**Work to do:** Copy all the material below, exactly as it stands.
* * * * *
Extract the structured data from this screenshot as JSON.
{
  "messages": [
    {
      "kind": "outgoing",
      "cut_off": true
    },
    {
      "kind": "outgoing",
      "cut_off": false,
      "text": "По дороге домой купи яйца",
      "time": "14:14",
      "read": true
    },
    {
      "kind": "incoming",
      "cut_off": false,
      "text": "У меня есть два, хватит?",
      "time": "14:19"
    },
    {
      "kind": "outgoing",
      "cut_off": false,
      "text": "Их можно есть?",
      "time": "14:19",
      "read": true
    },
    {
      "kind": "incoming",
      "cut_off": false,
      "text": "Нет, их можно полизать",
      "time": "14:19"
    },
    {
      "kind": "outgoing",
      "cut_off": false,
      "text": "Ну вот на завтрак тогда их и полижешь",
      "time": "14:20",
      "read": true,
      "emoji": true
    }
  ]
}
* * * * *
**Written reply:**
Extract the structured data from this screenshot as JSON.
{
  "messages": [
    {
      "kind": "outgoing",
      "cut_off": true
    },
    {
      "kind": "outgoing",
      "cut_off": false,
      "text": "По дороге домой купи яйца",
      "time": "14:14",
      "read": true
    },
    {
      "kind": "incoming",
      "cut_off": false,
      "text": "У меня есть два, хватит?",
      "time": "14:19"
    },
    {
      "kind": "outgoing",
      "cut_off": false,
      "text": "Их можно есть?",
      "time": "14:19",
      "read": true
    },
    {
      "kind": "incoming",
      "cut_off": false,
      "text": "Нет, их можно полизать",
      "time": "14:19"
    },
    {
      "kind": "outgoing",
      "cut_off": false,
      "text": "Ну вот на завтрак тогда их и полижешь",
      "time": "14:20",
      "read": true,
      "emoji": true
    }
  ]
}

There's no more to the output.